* **WHAT THE TASK REQUIRES**
Type every record exactly as it appears.

====

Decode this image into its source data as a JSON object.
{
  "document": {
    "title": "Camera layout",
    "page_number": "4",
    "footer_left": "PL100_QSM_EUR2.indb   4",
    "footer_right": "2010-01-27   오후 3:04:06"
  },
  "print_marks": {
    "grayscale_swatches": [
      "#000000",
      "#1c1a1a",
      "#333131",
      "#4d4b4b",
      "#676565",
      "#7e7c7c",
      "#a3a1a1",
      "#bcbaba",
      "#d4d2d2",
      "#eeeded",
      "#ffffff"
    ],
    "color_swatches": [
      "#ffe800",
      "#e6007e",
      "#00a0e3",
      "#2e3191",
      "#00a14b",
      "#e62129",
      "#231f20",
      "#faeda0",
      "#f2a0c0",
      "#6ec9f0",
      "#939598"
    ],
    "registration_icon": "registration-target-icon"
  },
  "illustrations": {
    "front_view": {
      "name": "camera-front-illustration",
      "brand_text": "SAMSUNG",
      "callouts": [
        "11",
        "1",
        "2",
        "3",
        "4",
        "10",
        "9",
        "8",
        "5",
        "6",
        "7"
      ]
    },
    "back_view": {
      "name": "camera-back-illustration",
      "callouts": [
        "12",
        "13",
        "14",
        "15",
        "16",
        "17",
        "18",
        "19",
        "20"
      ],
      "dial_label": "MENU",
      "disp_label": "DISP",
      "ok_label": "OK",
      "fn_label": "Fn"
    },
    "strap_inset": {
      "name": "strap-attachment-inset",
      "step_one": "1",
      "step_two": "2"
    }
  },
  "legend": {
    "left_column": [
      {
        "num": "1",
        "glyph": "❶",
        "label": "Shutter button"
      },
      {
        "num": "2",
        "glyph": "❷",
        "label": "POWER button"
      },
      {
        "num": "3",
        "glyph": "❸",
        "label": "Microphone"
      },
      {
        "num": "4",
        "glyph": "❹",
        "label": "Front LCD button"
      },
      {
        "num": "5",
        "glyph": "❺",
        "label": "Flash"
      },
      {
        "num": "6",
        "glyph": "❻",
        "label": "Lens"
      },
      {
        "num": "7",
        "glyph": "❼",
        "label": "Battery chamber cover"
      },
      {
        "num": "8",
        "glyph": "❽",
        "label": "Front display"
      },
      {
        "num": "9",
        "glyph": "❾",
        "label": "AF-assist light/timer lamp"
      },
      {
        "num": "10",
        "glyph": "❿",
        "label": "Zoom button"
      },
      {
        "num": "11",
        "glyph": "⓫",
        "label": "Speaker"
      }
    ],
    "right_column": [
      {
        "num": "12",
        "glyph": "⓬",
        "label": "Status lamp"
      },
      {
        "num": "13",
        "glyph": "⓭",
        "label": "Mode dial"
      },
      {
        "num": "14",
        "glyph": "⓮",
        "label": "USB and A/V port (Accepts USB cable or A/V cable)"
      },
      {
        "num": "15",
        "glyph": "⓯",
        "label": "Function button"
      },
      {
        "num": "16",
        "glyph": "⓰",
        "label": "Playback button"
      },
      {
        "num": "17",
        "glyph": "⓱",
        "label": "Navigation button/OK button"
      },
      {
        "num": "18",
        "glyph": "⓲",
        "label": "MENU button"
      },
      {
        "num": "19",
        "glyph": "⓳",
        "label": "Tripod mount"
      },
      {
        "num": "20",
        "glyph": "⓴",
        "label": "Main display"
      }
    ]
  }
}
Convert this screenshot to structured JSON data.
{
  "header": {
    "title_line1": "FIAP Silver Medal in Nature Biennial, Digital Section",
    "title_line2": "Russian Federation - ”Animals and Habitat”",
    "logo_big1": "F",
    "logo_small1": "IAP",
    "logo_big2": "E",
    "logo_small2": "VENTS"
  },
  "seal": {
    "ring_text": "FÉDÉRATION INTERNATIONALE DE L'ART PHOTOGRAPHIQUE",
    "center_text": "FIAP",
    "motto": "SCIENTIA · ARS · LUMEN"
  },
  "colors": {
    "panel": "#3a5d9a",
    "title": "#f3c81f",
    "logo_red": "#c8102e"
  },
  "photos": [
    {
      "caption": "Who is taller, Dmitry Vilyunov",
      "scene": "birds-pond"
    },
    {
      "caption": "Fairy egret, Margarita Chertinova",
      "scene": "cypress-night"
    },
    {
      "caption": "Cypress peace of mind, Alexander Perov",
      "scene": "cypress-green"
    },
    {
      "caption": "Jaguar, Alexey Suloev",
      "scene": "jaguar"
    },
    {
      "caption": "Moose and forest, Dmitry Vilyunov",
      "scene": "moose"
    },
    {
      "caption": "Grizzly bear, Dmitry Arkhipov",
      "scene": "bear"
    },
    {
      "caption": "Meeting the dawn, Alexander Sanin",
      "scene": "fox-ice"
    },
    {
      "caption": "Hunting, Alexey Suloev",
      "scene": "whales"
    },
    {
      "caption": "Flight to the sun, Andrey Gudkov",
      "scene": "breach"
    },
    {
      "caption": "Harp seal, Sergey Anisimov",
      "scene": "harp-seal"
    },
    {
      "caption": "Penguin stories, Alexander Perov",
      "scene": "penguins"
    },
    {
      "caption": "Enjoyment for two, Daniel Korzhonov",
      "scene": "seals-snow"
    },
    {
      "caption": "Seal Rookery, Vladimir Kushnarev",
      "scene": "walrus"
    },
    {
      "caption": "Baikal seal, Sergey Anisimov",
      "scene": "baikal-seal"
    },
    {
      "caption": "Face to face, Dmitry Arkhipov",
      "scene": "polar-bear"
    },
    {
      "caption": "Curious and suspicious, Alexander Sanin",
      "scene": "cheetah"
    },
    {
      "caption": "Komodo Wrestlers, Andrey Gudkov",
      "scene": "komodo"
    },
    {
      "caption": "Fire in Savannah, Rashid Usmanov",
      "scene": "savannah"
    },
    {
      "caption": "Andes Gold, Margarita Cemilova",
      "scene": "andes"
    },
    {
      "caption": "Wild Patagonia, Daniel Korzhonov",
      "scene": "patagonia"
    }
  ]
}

====

* **COMPLETE ANSWER**
Decode this image into its source data as a JSON object.
{
  "document": {
    "title": "Camera layout",
    "page_number": "4",
    "footer_left": "PL100_QSM_EUR2.indb   4",
    "footer_right": "2010-01-27   오후 3:04:06"
  },
  "print_marks": {
    "grayscale_swatches": [
      "#000000",
      "#1c1a1a",
      "#333131",
      "#4d4b4b",
      "#676565",
      "#7e7c7c",
      "#a3a1a1",
      "#bcbaba",
      "#d4d2d2",
      "#eeeded",
      "#ffffff"
    ],
    "color_swatches": [
      "#ffe800",
      "#e6007e",
      "#00a0e3",
      "#2e3191",
      "#00a14b",
      "#e62129",
      "#231f20",
      "#faeda0",
      "#f2a0c0",
      "#6ec9f0",
      "#939598"
    ],
    "registration_icon": "registration-target-icon"
  },
  "illustrations": {
    "front_view": {
      "name": "camera-front-illustration",
      "brand_text": "SAMSUNG",
      "callouts": [
        "11",
        "1",
        "2",
        "3",
        "4",
        "10",
        "9",
        "8",
        "5",
        "6",
        "7"
      ]
    },
    "back_view": {
      "name": "camera-back-illustration",
      "callouts": [
        "12",
        "13",
        "14",
        "15",
        "16",
        "17",
        "18",
        "19",
        "20"
      ],
      "dial_label": "MENU",
      "disp_label": "DISP",
      "ok_label": "OK",
      "fn_label": "Fn"
    },
    "strap_inset": {
      "name": "strap-attachment-inset",
      "step_one": "1",
      "step_two": "2"
    }
  },
  "legend": {
    "left_column": [
      {
        "num": "1",
        "glyph": "❶",
        "label": "Shutter button"
      },
      {
        "num": "2",
        "glyph": "❷",
        "label": "POWER button"
      },
      {
        "num": "3",
        "glyph": "❸",
        "label": "Microphone"
      },
      {
        "num": "4",
        "glyph": "❹",
        "label": "Front LCD button"
      },
      {
        "num": "5",
        "glyph": "❺",
        "label": "Flash"
      },
      {
        "num": "6",
        "glyph": "❻",
        "label": "Lens"
      },
      {
        "num": "7",
        "glyph": "❼",
        "label": "Battery chamber cover"
      },
      {
        "num": "8",
        "glyph": "❽",
        "label": "Front display"
      },
      {
        "num": "9",
        "glyph": "❾",
        "label": "AF-assist light/timer lamp"
      },
      {
        "num": "10",
        "glyph": "❿",
        "label": "Zoom button"
      },
      {
        "num": "11",
        "glyph": "⓫",
        "label": "Speaker"
      }
    ],
    "right_column": [
      {
        "num": "12",
        "glyph": "⓬",
        "label": "Status lamp"
      },
      {
        "num": "13",
        "glyph": "⓭",
        "label": "Mode dial"
      },
      {
        "num": "14",
        "glyph": "⓮",
        "label": "USB and A/V port (Accepts USB cable or A/V cable)"
      },
      {
        "num": "15",
        "glyph": "⓯",
        "label": "Function button"
      },
      {
        "num": "16",
        "glyph": "⓰",
        "label": "Playback button"
      },
      {
        "num": "17",
        "glyph": "⓱",
        "label": "Navigation button/OK button"
      },
      {
        "num": "18",
        "glyph": "⓲",
        "label": "MENU button"
      },
      {
        "num": "19",
        "glyph": "⓳",
        "label": "Tripod mount"
      },
      {
        "num": "20",
        "glyph": "⓴",
        "label": "Main display"
      }
    ]
  }
}
Convert this screenshot to structured JSON data.
{
  "header": {
    "title_line1": "FIAP Silver Medal in Nature Biennial, Digital Section",
    "title_line2": "Russian Federation - ”Animals and Habitat”",
    "logo_big1": "F",
    "logo_small1": "IAP",
    "logo_big2": "E",
    "logo_small2": "VENTS"
  },
  "seal": {
    "ring_text": "FÉDÉRATION INTERNATIONALE DE L'ART PHOTOGRAPHIQUE",
    "center_text": "FIAP",
    "motto": "SCIENTIA · ARS · LUMEN"
  },
  "colors": {
    "panel": "#3a5d9a",
    "title": "#f3c81f",
    "logo_red": "#c8102e"
  },
  "photos": [
    {
      "caption": "Who is taller, Dmitry Vilyunov",
      "scene": "birds-pond"
    },
    {
      "caption": "Fairy egret, Margarita Chertinova",
      "scene": "cypress-night"
    },
    {
      "caption": "Cypress peace of mind, Alexander Perov",
      "scene": "cypress-green"
    },
    {
      "caption": "Jaguar, Alexey Suloev",
      "scene": "jaguar"
    },
    {
      "caption": "Moose and forest, Dmitry Vilyunov",
      "scene": "moose"
    },
    {
      "caption": "Grizzly bear, Dmitry Arkhipov",
      "scene": "bear"
    },
    {
      "caption": "Meeting the dawn, Alexander Sanin",
      "scene": "fox-ice"
    },
    {
      "caption": "Hunting, Alexey Suloev",
      "scene": "whales"
    },
    {
      "caption": "Flight to the sun, Andrey Gudkov",
      "scene": "breach"
    },
    {
      "caption": "Harp seal, Sergey Anisimov",
      "scene": "harp-seal"
    },
    {
      "caption": "Penguin stories, Alexander Perov",
      "scene": "penguins"
    },
    {
      "caption": "Enjoyment for two, Daniel Korzhonov",
      "scene": "seals-snow"
    },
    {
      "caption": "Seal Rookery, Vladimir Kushnarev",
      "scene": "walrus"
    },
    {
      "caption": "Baikal seal, Sergey Anisimov",
      "scene": "baikal-seal"
    },
    {
      "caption": "Face to face, Dmitry Arkhipov",
      "scene": "polar-bear"
    },
    {
      "caption": "Curious and suspicious, Alexander Sanin",
      "scene": "cheetah"
    },
    {
      "caption": "Komodo Wrestlers, Andrey Gudkov",
      "scene": "komodo"
    },
    {
      "caption": "Fire in Savannah, Rashid Usmanov",
      "scene": "savannah"
    },
    {
      "caption": "Andes Gold, Margarita Cemilova",
      "scene": "andes"
    },
    {
      "caption": "Wild Patagonia, Daniel Korzhonov",
      "scene": "patagonia"
    }
  ]
}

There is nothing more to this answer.